**RECORDS FOR THE EXERCISE**
◆ ◆ ◆ ◆ ◆
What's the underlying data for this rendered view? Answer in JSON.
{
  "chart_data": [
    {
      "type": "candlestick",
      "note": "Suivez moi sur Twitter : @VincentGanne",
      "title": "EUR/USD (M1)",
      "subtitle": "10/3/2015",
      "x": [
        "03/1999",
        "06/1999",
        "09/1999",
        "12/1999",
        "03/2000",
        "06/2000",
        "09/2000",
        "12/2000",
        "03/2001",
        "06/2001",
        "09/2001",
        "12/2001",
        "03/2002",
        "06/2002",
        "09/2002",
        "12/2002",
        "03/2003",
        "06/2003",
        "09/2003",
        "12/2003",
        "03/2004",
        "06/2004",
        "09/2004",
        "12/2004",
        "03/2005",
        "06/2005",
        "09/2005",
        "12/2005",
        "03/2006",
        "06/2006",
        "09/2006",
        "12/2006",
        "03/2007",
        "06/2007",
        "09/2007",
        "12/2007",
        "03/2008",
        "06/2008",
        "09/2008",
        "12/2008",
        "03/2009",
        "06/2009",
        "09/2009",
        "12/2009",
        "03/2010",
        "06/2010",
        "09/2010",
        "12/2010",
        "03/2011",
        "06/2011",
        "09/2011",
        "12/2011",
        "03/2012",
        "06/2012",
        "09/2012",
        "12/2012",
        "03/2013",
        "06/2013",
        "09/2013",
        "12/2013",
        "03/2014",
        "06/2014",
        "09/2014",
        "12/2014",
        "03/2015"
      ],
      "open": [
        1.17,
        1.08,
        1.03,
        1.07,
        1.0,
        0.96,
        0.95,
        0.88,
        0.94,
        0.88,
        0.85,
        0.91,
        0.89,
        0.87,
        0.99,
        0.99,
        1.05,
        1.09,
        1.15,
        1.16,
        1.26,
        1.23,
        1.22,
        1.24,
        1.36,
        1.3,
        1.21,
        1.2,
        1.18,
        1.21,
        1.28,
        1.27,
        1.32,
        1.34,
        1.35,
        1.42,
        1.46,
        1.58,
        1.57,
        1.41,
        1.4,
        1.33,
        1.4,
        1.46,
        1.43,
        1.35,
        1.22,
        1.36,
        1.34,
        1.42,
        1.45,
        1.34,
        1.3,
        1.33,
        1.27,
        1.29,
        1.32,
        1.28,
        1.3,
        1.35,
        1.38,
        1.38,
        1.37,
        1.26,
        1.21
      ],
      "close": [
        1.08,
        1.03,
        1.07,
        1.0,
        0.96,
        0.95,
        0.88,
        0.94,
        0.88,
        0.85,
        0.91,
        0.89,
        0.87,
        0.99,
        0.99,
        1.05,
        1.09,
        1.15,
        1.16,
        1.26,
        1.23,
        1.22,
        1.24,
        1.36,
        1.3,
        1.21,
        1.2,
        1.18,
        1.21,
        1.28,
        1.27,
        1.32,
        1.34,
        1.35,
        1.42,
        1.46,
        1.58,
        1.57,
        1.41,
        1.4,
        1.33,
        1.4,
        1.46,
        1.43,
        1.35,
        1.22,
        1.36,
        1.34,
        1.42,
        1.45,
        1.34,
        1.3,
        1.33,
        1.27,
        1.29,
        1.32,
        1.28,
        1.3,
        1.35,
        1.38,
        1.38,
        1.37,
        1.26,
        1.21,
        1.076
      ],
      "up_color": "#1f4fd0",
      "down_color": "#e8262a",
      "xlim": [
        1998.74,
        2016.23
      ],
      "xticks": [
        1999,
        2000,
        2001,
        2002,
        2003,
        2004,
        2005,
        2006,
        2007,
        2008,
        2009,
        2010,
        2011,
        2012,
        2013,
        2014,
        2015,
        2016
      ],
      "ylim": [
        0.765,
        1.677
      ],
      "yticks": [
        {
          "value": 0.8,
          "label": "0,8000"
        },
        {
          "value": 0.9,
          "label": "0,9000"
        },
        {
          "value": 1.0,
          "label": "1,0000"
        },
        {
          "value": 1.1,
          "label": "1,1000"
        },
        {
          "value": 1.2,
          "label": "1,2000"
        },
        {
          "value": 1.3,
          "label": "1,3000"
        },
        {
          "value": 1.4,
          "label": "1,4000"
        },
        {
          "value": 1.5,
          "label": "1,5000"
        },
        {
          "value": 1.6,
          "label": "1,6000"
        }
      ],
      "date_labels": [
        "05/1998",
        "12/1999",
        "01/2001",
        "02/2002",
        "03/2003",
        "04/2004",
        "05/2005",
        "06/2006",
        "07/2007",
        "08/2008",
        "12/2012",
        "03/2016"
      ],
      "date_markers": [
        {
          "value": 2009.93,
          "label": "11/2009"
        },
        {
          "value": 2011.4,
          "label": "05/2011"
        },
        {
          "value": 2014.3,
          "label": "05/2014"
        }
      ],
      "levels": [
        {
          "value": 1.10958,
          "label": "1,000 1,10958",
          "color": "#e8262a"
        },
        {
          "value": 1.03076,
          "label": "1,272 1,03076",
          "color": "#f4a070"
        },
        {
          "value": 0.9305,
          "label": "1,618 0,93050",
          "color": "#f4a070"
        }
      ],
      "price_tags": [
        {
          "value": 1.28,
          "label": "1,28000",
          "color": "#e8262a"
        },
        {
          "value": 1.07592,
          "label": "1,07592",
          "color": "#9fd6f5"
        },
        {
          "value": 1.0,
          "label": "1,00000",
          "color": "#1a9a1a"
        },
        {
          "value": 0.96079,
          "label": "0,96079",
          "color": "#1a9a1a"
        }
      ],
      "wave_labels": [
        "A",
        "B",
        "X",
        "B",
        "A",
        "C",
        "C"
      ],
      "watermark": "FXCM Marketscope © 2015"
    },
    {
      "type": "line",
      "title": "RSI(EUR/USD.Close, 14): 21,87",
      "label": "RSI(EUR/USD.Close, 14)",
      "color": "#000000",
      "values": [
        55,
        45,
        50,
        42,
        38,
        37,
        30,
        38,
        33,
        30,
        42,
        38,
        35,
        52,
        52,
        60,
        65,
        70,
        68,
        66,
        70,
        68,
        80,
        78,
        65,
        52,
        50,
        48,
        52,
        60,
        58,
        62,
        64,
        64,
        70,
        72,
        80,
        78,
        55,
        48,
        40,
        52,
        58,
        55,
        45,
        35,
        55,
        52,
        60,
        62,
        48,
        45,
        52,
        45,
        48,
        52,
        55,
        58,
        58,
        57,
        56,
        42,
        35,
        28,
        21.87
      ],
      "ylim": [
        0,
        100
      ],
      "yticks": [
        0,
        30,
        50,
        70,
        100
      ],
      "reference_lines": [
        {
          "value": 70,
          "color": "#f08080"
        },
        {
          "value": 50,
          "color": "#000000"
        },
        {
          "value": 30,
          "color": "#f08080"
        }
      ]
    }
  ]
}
◆ ◆ ◆ ◆ ◆
**TASK GOAL**
Reproduce each line of the material above precisely.

**THE SOLUTION**
What's the underlying data for this rendered view? Answer in JSON.
{
  "chart_data": [
    {
      "type": "candlestick",
      "note": "Suivez moi sur Twitter : @VincentGanne",
      "title": "EUR/USD (M1)",
      "subtitle": "10/3/2015",
      "x": [
        "03/1999",
        "06/1999",
        "09/1999",
        "12/1999",
        "03/2000",
        "06/2000",
        "09/2000",
        "12/2000",
        "03/2001",
        "06/2001",
        "09/2001",
        "12/2001",
        "03/2002",
        "06/2002",
        "09/2002",
        "12/2002",
        "03/2003",
        "06/2003",
        "09/2003",
        "12/2003",
        "03/2004",
        "06/2004",
        "09/2004",
        "12/2004",
        "03/2005",
        "06/2005",
        "09/2005",
        "12/2005",
        "03/2006",
        "06/2006",
        "09/2006",
        "12/2006",
        "03/2007",
        "06/2007",
        "09/2007",
        "12/2007",
        "03/2008",
        "06/2008",
        "09/2008",
        "12/2008",
        "03/2009",
        "06/2009",
        "09/2009",
        "12/2009",
        "03/2010",
        "06/2010",
        "09/2010",
        "12/2010",
        "03/2011",
        "06/2011",
        "09/2011",
        "12/2011",
        "03/2012",
        "06/2012",
        "09/2012",
        "12/2012",
        "03/2013",
        "06/2013",
        "09/2013",
        "12/2013",
        "03/2014",
        "06/2014",
        "09/2014",
        "12/2014",
        "03/2015"
      ],
      "open": [
        1.17,
        1.08,
        1.03,
        1.07,
        1.0,
        0.96,
        0.95,
        0.88,
        0.94,
        0.88,
        0.85,
        0.91,
        0.89,
        0.87,
        0.99,
        0.99,
        1.05,
        1.09,
        1.15,
        1.16,
        1.26,
        1.23,
        1.22,
        1.24,
        1.36,
        1.3,
        1.21,
        1.2,
        1.18,
        1.21,
        1.28,
        1.27,
        1.32,
        1.34,
        1.35,
        1.42,
        1.46,
        1.58,
        1.57,
        1.41,
        1.4,
        1.33,
        1.4,
        1.46,
        1.43,
        1.35,
        1.22,
        1.36,
        1.34,
        1.42,
        1.45,
        1.34,
        1.3,
        1.33,
        1.27,
        1.29,
        1.32,
        1.28,
        1.3,
        1.35,
        1.38,
        1.38,
        1.37,
        1.26,
        1.21
      ],
      "close": [
        1.08,
        1.03,
        1.07,
        1.0,
        0.96,
        0.95,
        0.88,
        0.94,
        0.88,
        0.85,
        0.91,
        0.89,
        0.87,
        0.99,
        0.99,
        1.05,
        1.09,
        1.15,
        1.16,
        1.26,
        1.23,
        1.22,
        1.24,
        1.36,
        1.3,
        1.21,
        1.2,
        1.18,
        1.21,
        1.28,
        1.27,
        1.32,
        1.34,
        1.35,
        1.42,
        1.46,
        1.58,
        1.57,
        1.41,
        1.4,
        1.33,
        1.4,
        1.46,
        1.43,
        1.35,
        1.22,
        1.36,
        1.34,
        1.42,
        1.45,
        1.34,
        1.3,
        1.33,
        1.27,
        1.29,
        1.32,
        1.28,
        1.3,
        1.35,
        1.38,
        1.38,
        1.37,
        1.26,
        1.21,
        1.076
      ],
      "up_color": "#1f4fd0",
      "down_color": "#e8262a",
      "xlim": [
        1998.74,
        2016.23
      ],
      "xticks": [
        1999,
        2000,
        2001,
        2002,
        2003,
        2004,
        2005,
        2006,
        2007,
        2008,
        2009,
        2010,
        2011,
        2012,
        2013,
        2014,
        2015,
        2016
      ],
      "ylim": [
        0.765,
        1.677
      ],
      "yticks": [
        {
          "value": 0.8,
          "label": "0,8000"
        },
        {
          "value": 0.9,
          "label": "0,9000"
        },
        {
          "value": 1.0,
          "label": "1,0000"
        },
        {
          "value": 1.1,
          "label": "1,1000"
        },
        {
          "value": 1.2,
          "label": "1,2000"
        },
        {
          "value": 1.3,
          "label": "1,3000"
        },
        {
          "value": 1.4,
          "label": "1,4000"
        },
        {
          "value": 1.5,
          "label": "1,5000"
        },
        {
          "value": 1.6,
          "label": "1,6000"
        }
      ],
      "date_labels": [
        "05/1998",
        "12/1999",
        "01/2001",
        "02/2002",
        "03/2003",
        "04/2004",
        "05/2005",
        "06/2006",
        "07/2007",
        "08/2008",
        "12/2012",
        "03/2016"
      ],
      "date_markers": [
        {
          "value": 2009.93,
          "label": "11/2009"
        },
        {
          "value": 2011.4,
          "label": "05/2011"
        },
        {
          "value": 2014.3,
          "label": "05/2014"
        }
      ],
      "levels": [
        {
          "value": 1.10958,
          "label": "1,000 1,10958",
          "color": "#e8262a"
        },
        {
          "value": 1.03076,
          "label": "1,272 1,03076",
          "color": "#f4a070"
        },
        {
          "value": 0.9305,
          "label": "1,618 0,93050",
          "color": "#f4a070"
        }
      ],
      "price_tags": [
        {
          "value": 1.28,
          "label": "1,28000",
          "color": "#e8262a"
        },
        {
          "value": 1.07592,
          "label": "1,07592",
          "color": "#9fd6f5"
        },
        {
          "value": 1.0,
          "label": "1,00000",
          "color": "#1a9a1a"
        },
        {
          "value": 0.96079,
          "label": "0,96079",
          "color": "#1a9a1a"
        }
      ],
      "wave_labels": [
        "A",
        "B",
        "X",
        "B",
        "A",
        "C",
        "C"
      ],
      "watermark": "FXCM Marketscope © 2015"
    },
    {
      "type": "line",
      "title": "RSI(EUR/USD.Close, 14): 21,87",
      "label": "RSI(EUR/USD.Close, 14)",
      "color": "#000000",
      "values": [
        55,
        45,
        50,
        42,
        38,
        37,
        30,
        38,
        33,
        30,
        42,
        38,
        35,
        52,
        52,
        60,
        65,
        70,
        68,
        66,
        70,
        68,
        80,
        78,
        65,
        52,
        50,
        48,
        52,
        60,
        58,
        62,
        64,
        64,
        70,
        72,
        80,
        78,
        55,
        48,
        40,
        52,
        58,
        55,
        45,
        35,
        55,
        52,
        60,
        62,
        48,
        45,
        52,
        45,
        48,
        52,
        55,
        58,
        58,
        57,
        56,
        42,
        35,
        28,
        21.87
      ],
      "ylim": [
        0,
        100
      ],
      "yticks": [
        0,
        30,
        50,
        70,
        100
      ],
      "reference_lines": [
        {
          "value": 70,
          "color": "#f08080"
        },
        {
          "value": 50,
          "color": "#000000"
        },
        {
          "value": 30,
          "color": "#f08080"
        }
      ]
    }
  ]
}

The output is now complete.